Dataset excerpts

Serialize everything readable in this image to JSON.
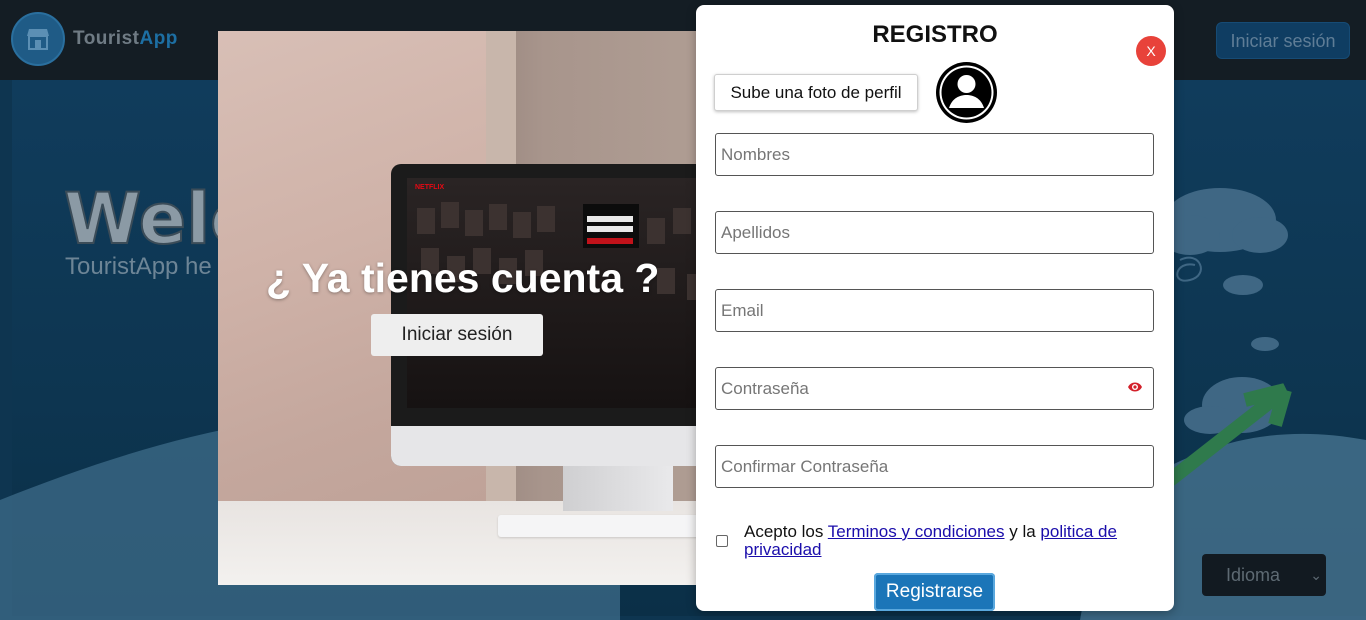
{
  "header": {
    "logo_text_1": "Tourist",
    "logo_text_2": "App",
    "login_label": "Iniciar sesión"
  },
  "hero": {
    "title": "Welco",
    "paragraph": "TouristApp he business estab a touristic des way about whi"
  },
  "language": {
    "selected": "Idioma"
  },
  "promo": {
    "title": "¿ Ya tienes cuenta ?",
    "login_button": "Iniciar sesión"
  },
  "register": {
    "title": "REGISTRO",
    "close_label": "X",
    "upload_label": "Sube una foto de perfil",
    "fields": {
      "first_name": "Nombres",
      "last_name": "Apellidos",
      "email": "Email",
      "password": "Contraseña",
      "confirm_password": "Confirmar Contraseña"
    },
    "terms": {
      "prefix": "Acepto los ",
      "terms_link": "Terminos y condiciones",
      "middle": " y la ",
      "privacy_link": "politica de privacidad"
    },
    "submit_label": "Registrarse"
  },
  "colors": {
    "accent": "#1b75b8",
    "close": "#e8423a",
    "eye_icon": "#d3202a"
  }
}
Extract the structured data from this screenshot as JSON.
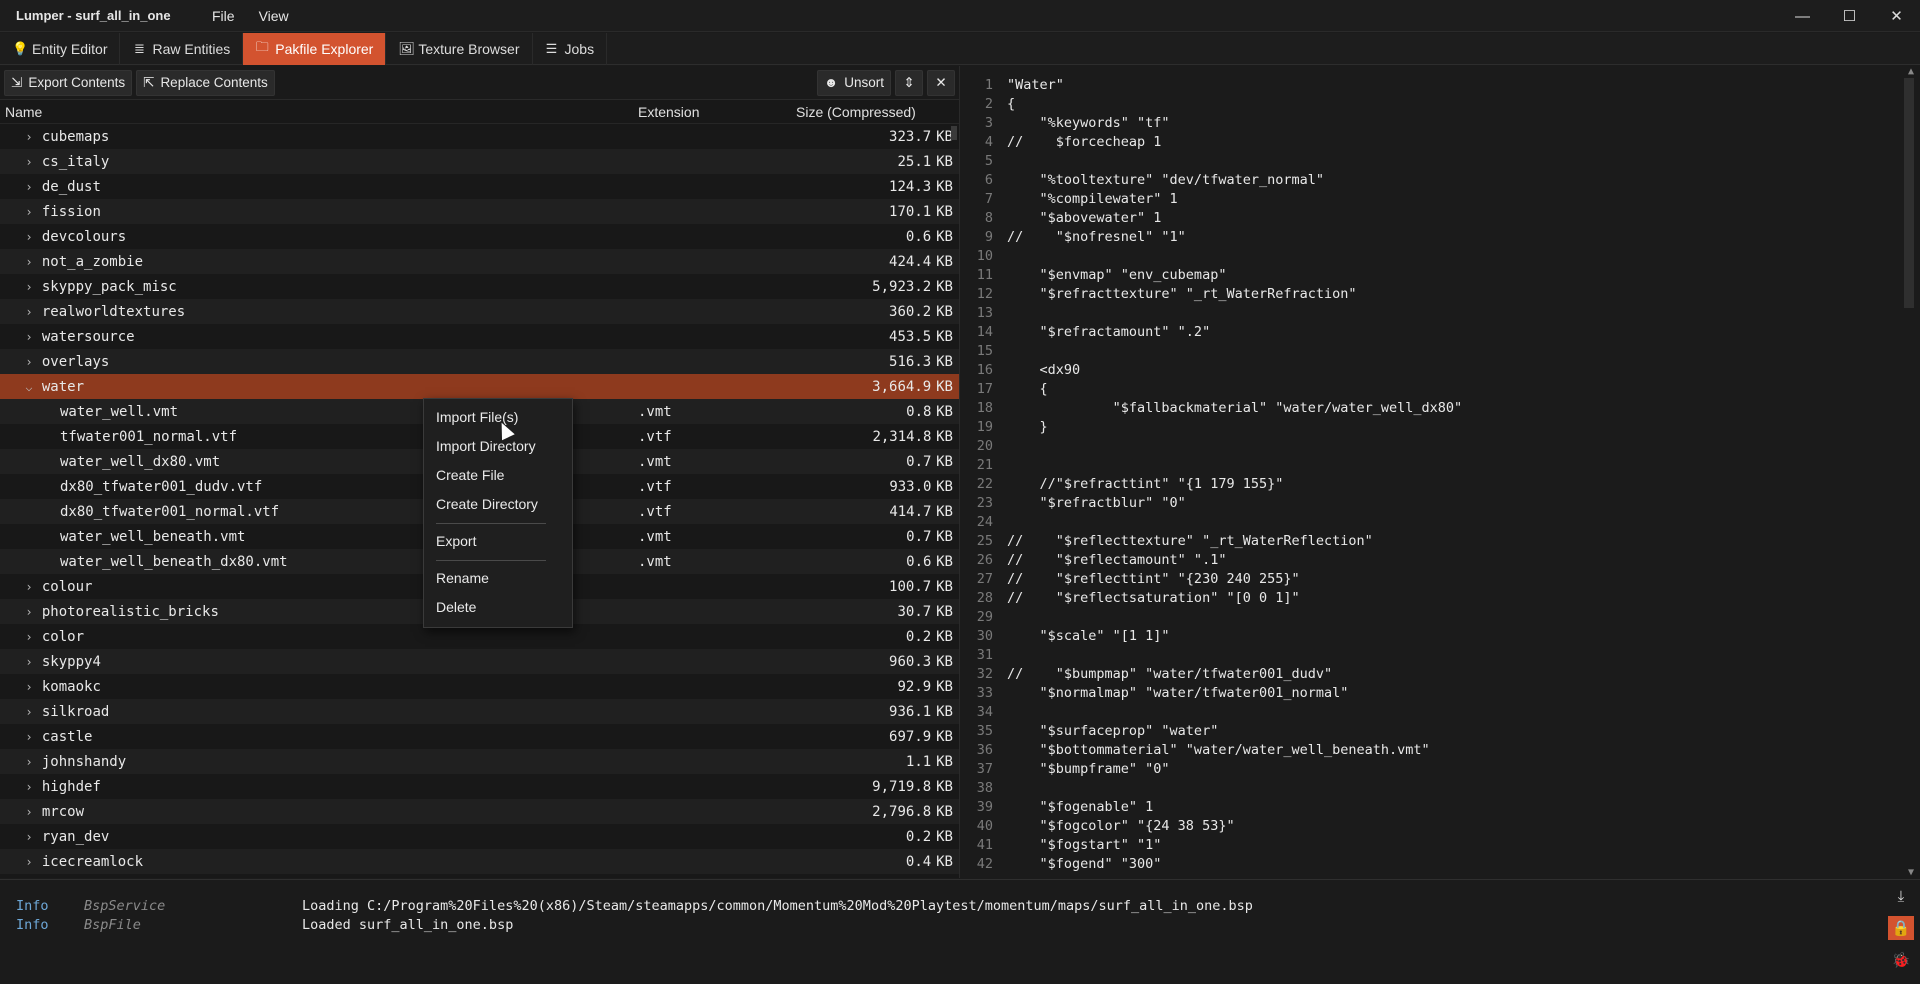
{
  "titlebar": {
    "title": "Lumper - surf_all_in_one",
    "menu": [
      "File",
      "View"
    ],
    "controls": {
      "minimize": "—",
      "maximize": "☐",
      "close": "✕"
    }
  },
  "tabs": [
    {
      "label": "Entity Editor",
      "icon": "bulb-icon",
      "glyph": "💡",
      "active": false
    },
    {
      "label": "Raw Entities",
      "icon": "list-icon",
      "glyph": "≣",
      "active": false
    },
    {
      "label": "Pakfile Explorer",
      "icon": "folder-icon",
      "glyph": "🗀",
      "active": true
    },
    {
      "label": "Texture Browser",
      "icon": "image-icon",
      "glyph": "🖼",
      "active": false
    },
    {
      "label": "Jobs",
      "icon": "jobs-icon",
      "glyph": "☰",
      "active": false
    }
  ],
  "toolbar": {
    "export_label": "Export Contents",
    "replace_label": "Replace Contents",
    "unsort_label": "Unsort"
  },
  "columns": {
    "name": "Name",
    "extension": "Extension",
    "size": "Size (Compressed)"
  },
  "rows": [
    {
      "name": "cubemaps",
      "ext": "",
      "size": "323.7",
      "unit": "KB",
      "type": "folder"
    },
    {
      "name": "cs_italy",
      "ext": "",
      "size": "25.1",
      "unit": "KB",
      "type": "folder"
    },
    {
      "name": "de_dust",
      "ext": "",
      "size": "124.3",
      "unit": "KB",
      "type": "folder"
    },
    {
      "name": "fission",
      "ext": "",
      "size": "170.1",
      "unit": "KB",
      "type": "folder"
    },
    {
      "name": "devcolours",
      "ext": "",
      "size": "0.6",
      "unit": "KB",
      "type": "folder"
    },
    {
      "name": "not_a_zombie",
      "ext": "",
      "size": "424.4",
      "unit": "KB",
      "type": "folder"
    },
    {
      "name": "skyppy_pack_misc",
      "ext": "",
      "size": "5,923.2",
      "unit": "KB",
      "type": "folder"
    },
    {
      "name": "realworldtextures",
      "ext": "",
      "size": "360.2",
      "unit": "KB",
      "type": "folder"
    },
    {
      "name": "watersource",
      "ext": "",
      "size": "453.5",
      "unit": "KB",
      "type": "folder"
    },
    {
      "name": "overlays",
      "ext": "",
      "size": "516.3",
      "unit": "KB",
      "type": "folder"
    },
    {
      "name": "water",
      "ext": "",
      "size": "3,664.9",
      "unit": "KB",
      "type": "open",
      "selected": true
    },
    {
      "name": "water_well.vmt",
      "ext": ".vmt",
      "size": "0.8",
      "unit": "KB",
      "type": "file"
    },
    {
      "name": "tfwater001_normal.vtf",
      "ext": ".vtf",
      "size": "2,314.8",
      "unit": "KB",
      "type": "file"
    },
    {
      "name": "water_well_dx80.vmt",
      "ext": ".vmt",
      "size": "0.7",
      "unit": "KB",
      "type": "file"
    },
    {
      "name": "dx80_tfwater001_dudv.vtf",
      "ext": ".vtf",
      "size": "933.0",
      "unit": "KB",
      "type": "file"
    },
    {
      "name": "dx80_tfwater001_normal.vtf",
      "ext": ".vtf",
      "size": "414.7",
      "unit": "KB",
      "type": "file"
    },
    {
      "name": "water_well_beneath.vmt",
      "ext": ".vmt",
      "size": "0.7",
      "unit": "KB",
      "type": "file"
    },
    {
      "name": "water_well_beneath_dx80.vmt",
      "ext": ".vmt",
      "size": "0.6",
      "unit": "KB",
      "type": "file"
    },
    {
      "name": "colour",
      "ext": "",
      "size": "100.7",
      "unit": "KB",
      "type": "folder"
    },
    {
      "name": "photorealistic_bricks",
      "ext": "",
      "size": "30.7",
      "unit": "KB",
      "type": "folder"
    },
    {
      "name": "color",
      "ext": "",
      "size": "0.2",
      "unit": "KB",
      "type": "folder"
    },
    {
      "name": "skyppy4",
      "ext": "",
      "size": "960.3",
      "unit": "KB",
      "type": "folder"
    },
    {
      "name": "komaokc",
      "ext": "",
      "size": "92.9",
      "unit": "KB",
      "type": "folder"
    },
    {
      "name": "silkroad",
      "ext": "",
      "size": "936.1",
      "unit": "KB",
      "type": "folder"
    },
    {
      "name": "castle",
      "ext": "",
      "size": "697.9",
      "unit": "KB",
      "type": "folder"
    },
    {
      "name": "johnshandy",
      "ext": "",
      "size": "1.1",
      "unit": "KB",
      "type": "folder"
    },
    {
      "name": "highdef",
      "ext": "",
      "size": "9,719.8",
      "unit": "KB",
      "type": "folder"
    },
    {
      "name": "mrcow",
      "ext": "",
      "size": "2,796.8",
      "unit": "KB",
      "type": "folder"
    },
    {
      "name": "ryan_dev",
      "ext": "",
      "size": "0.2",
      "unit": "KB",
      "type": "folder"
    },
    {
      "name": "icecreamlock",
      "ext": "",
      "size": "0.4",
      "unit": "KB",
      "type": "folder"
    }
  ],
  "context_menu": {
    "groups": [
      [
        "Import File(s)",
        "Import Directory",
        "Create File",
        "Create Directory"
      ],
      [
        "Export"
      ],
      [
        "Rename",
        "Delete"
      ]
    ]
  },
  "editor": {
    "lines": [
      "\"Water\"",
      "{",
      "    \"%keywords\" \"tf\"",
      "//    $forcecheap 1",
      "",
      "    \"%tooltexture\" \"dev/tfwater_normal\"",
      "    \"%compilewater\" 1",
      "    \"$abovewater\" 1",
      "//    \"$nofresnel\" \"1\"",
      "",
      "    \"$envmap\" \"env_cubemap\"",
      "    \"$refracttexture\" \"_rt_WaterRefraction\"",
      "",
      "    \"$refractamount\" \".2\"",
      "",
      "    <dx90",
      "    {",
      "             \"$fallbackmaterial\" \"water/water_well_dx80\"",
      "    }",
      "",
      "",
      "    //\"$refracttint\" \"{1 179 155}\"",
      "    \"$refractblur\" \"0\"",
      "",
      "//    \"$reflecttexture\" \"_rt_WaterReflection\"",
      "//    \"$reflectamount\" \".1\"",
      "//    \"$reflecttint\" \"{230 240 255}\"",
      "//    \"$reflectsaturation\" \"[0 0 1]\"",
      "",
      "    \"$scale\" \"[1 1]\"",
      "",
      "//    \"$bumpmap\" \"water/tfwater001_dudv\"",
      "    \"$normalmap\" \"water/tfwater001_normal\"",
      "",
      "    \"$surfaceprop\" \"water\"",
      "    \"$bottommaterial\" \"water/water_well_beneath.vmt\"",
      "    \"$bumpframe\" \"0\"",
      "",
      "    \"$fogenable\" 1",
      "    \"$fogcolor\" \"{24 38 53}\"",
      "    \"$fogstart\" \"1\"",
      "    \"$fogend\" \"300\""
    ]
  },
  "log": [
    {
      "level": "Info",
      "source": "BspService",
      "message": "Loading C:/Program%20Files%20(x86)/Steam/steamapps/common/Momentum%20Mod%20Playtest/momentum/maps/surf_all_in_one.bsp"
    },
    {
      "level": "Info",
      "source": "BspFile",
      "message": "Loaded surf_all_in_one.bsp"
    }
  ],
  "colors": {
    "accent": "#d3532f",
    "selected_row": "#8e3a1e",
    "background": "#1b1b1b"
  }
}
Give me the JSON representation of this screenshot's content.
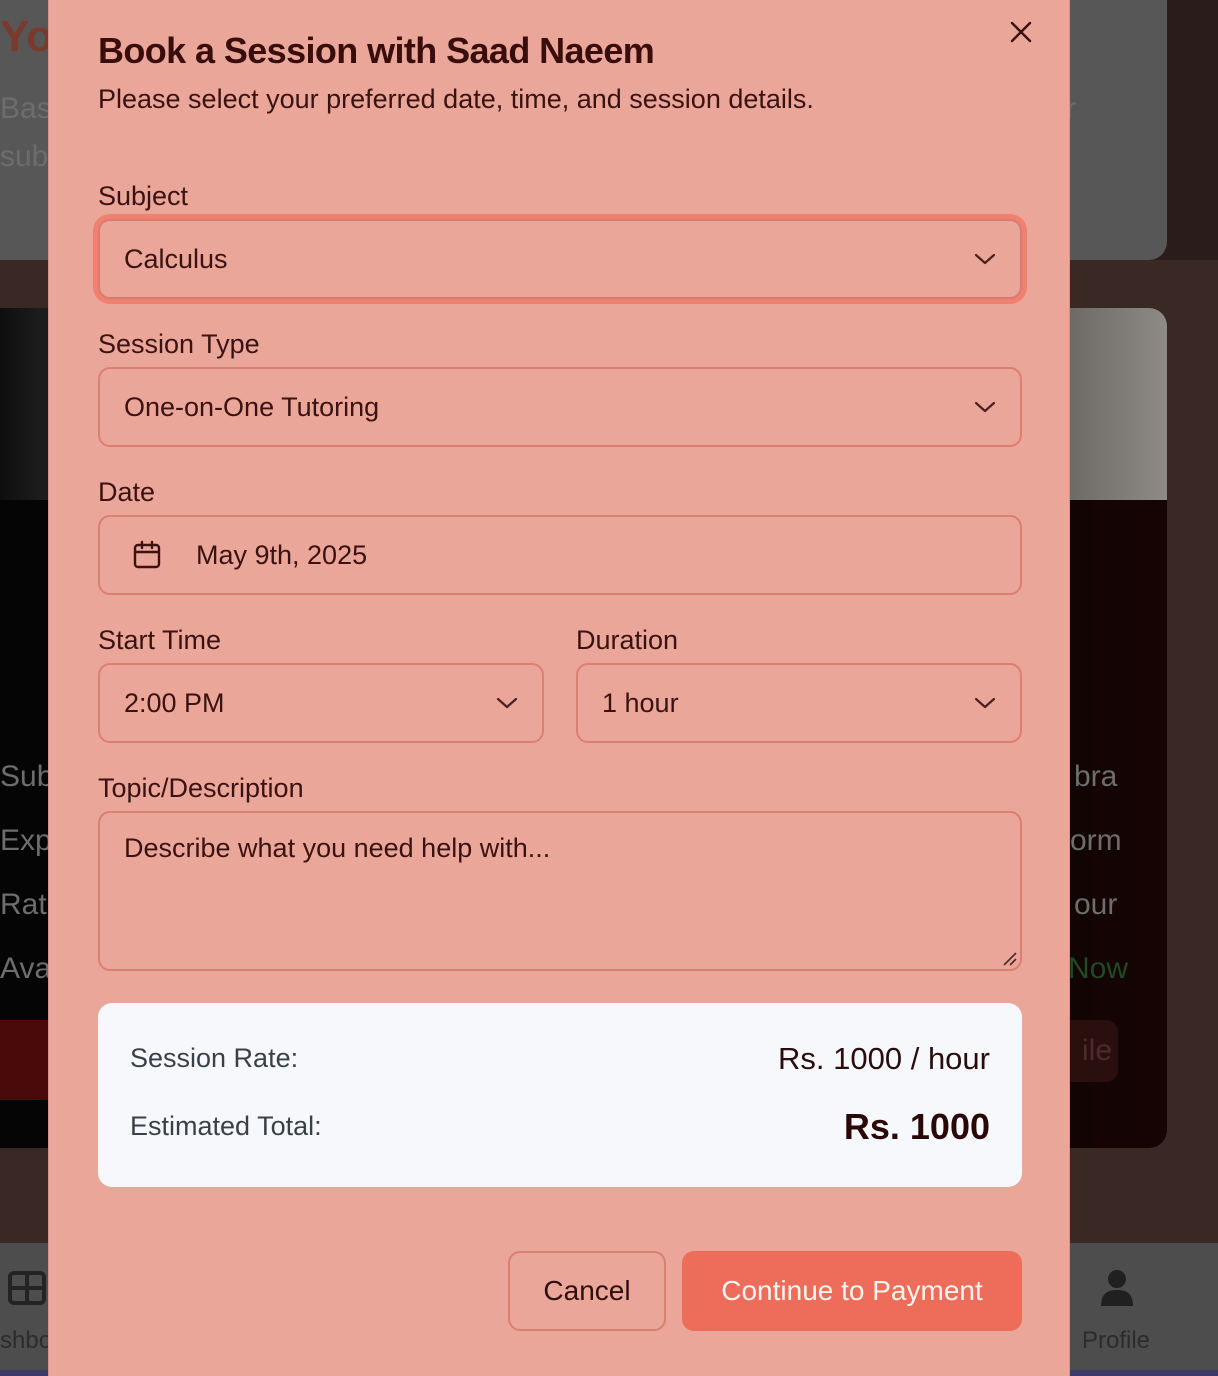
{
  "background": {
    "title_fragment": "Yo",
    "line1_left": "Bas",
    "line1_right": "r",
    "line2_left": "sub",
    "rows": [
      {
        "left": "Sub",
        "right": "bra"
      },
      {
        "left": "Exp",
        "right": "orm"
      },
      {
        "left": "Rat",
        "right": "our"
      },
      {
        "left": "Ava",
        "right": "Now"
      }
    ],
    "button_right_fragment": "ile",
    "nav": {
      "left_label": "shbo",
      "profile_label": "Profile"
    }
  },
  "modal": {
    "title": "Book a Session with Saad Naeem",
    "subtitle": "Please select your preferred date, time, and session details.",
    "close_icon": "close-icon",
    "fields": {
      "subject": {
        "label": "Subject",
        "value": "Calculus"
      },
      "session_type": {
        "label": "Session Type",
        "value": "One-on-One Tutoring"
      },
      "date": {
        "label": "Date",
        "value": "May 9th, 2025",
        "icon": "calendar-icon"
      },
      "start_time": {
        "label": "Start Time",
        "value": "2:00 PM"
      },
      "duration": {
        "label": "Duration",
        "value": "1 hour"
      },
      "topic": {
        "label": "Topic/Description",
        "placeholder": "Describe what you need help with..."
      }
    },
    "summary": {
      "rate_label": "Session Rate:",
      "rate_value": "Rs. 1000 / hour",
      "total_label": "Estimated Total:",
      "total_value": "Rs. 1000"
    },
    "buttons": {
      "cancel": "Cancel",
      "continue": "Continue to Payment"
    }
  },
  "colors": {
    "modal_bg": "#eaa698",
    "accent": "#ee6d5a",
    "focus_ring": "#f08070",
    "title_text": "#3a0d0d",
    "available_green": "#1f4a22"
  }
}
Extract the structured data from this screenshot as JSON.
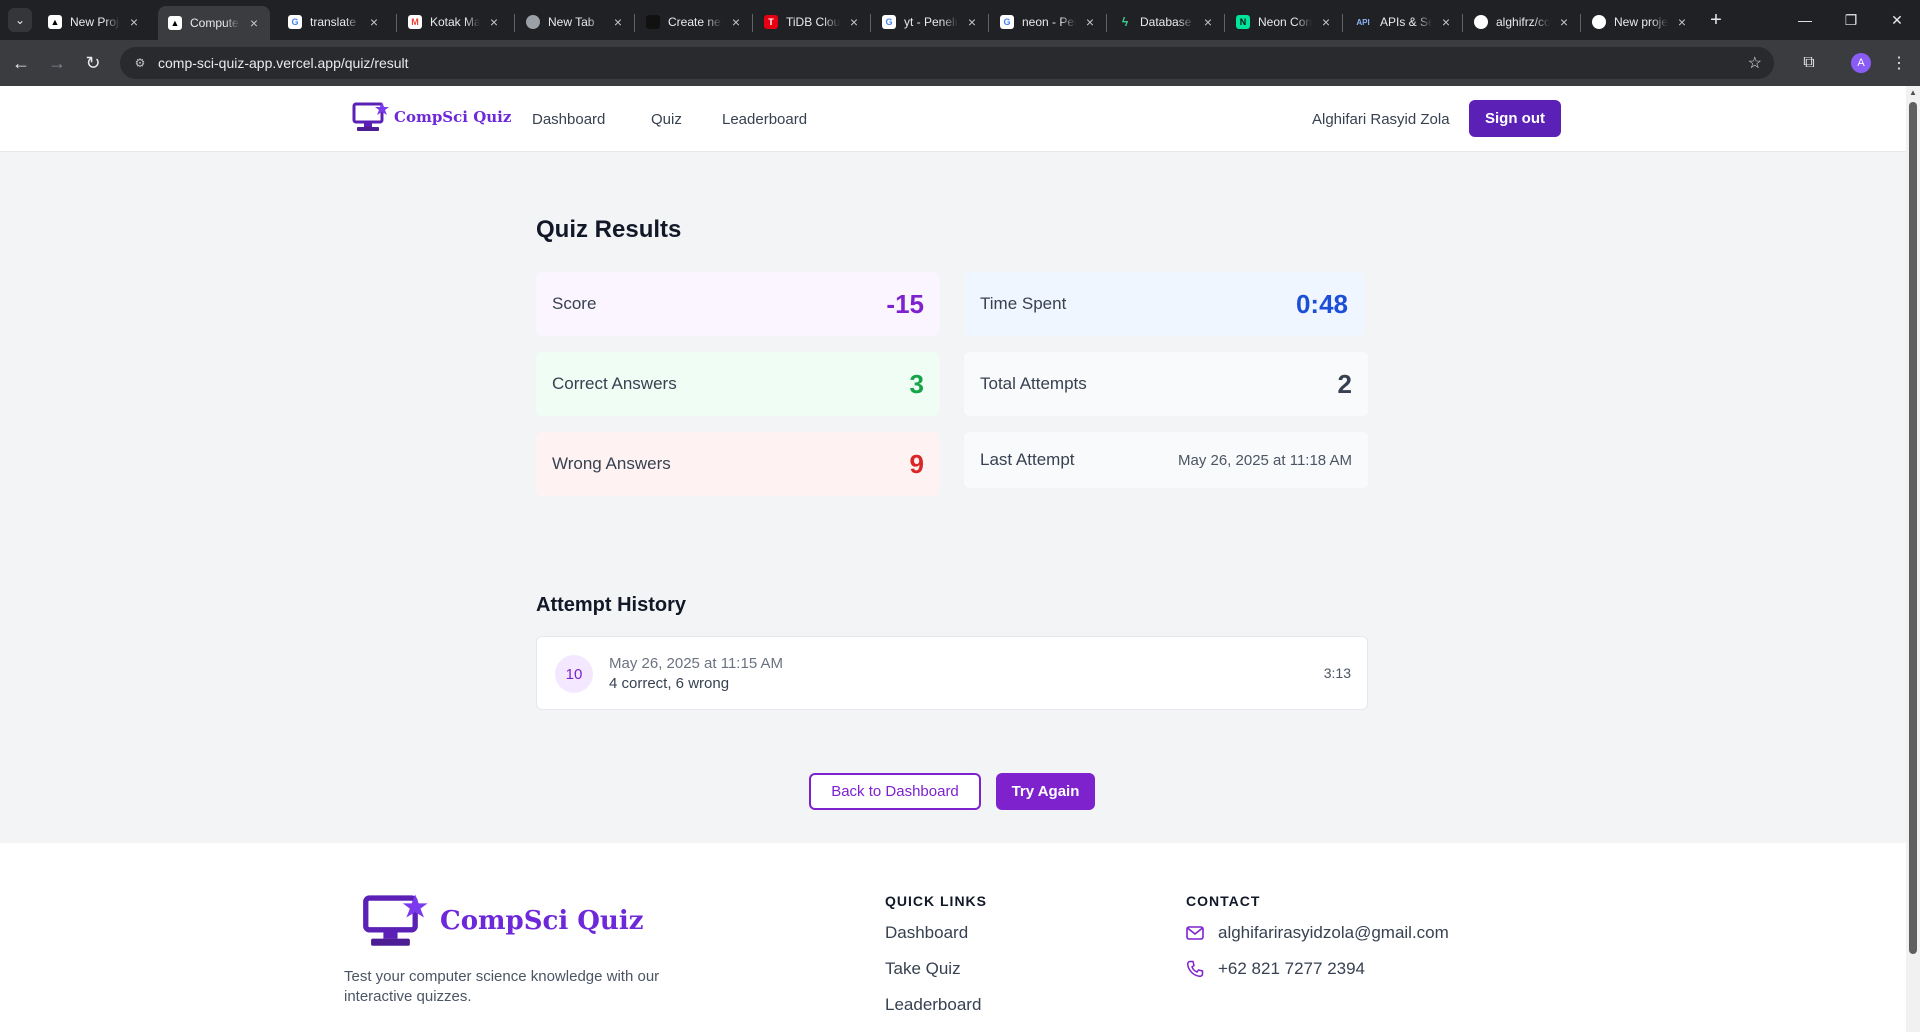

= Directions =
Pull out the lines above in which the word "JSON" appears.

= Answer to this problem =
Serialize everything readable in this image to JSON.
Extract the structured data from this screenshot as JSON.
Give me the JSON representation of this screenshot's content.
Extract the structured data from this screenshot as JSON.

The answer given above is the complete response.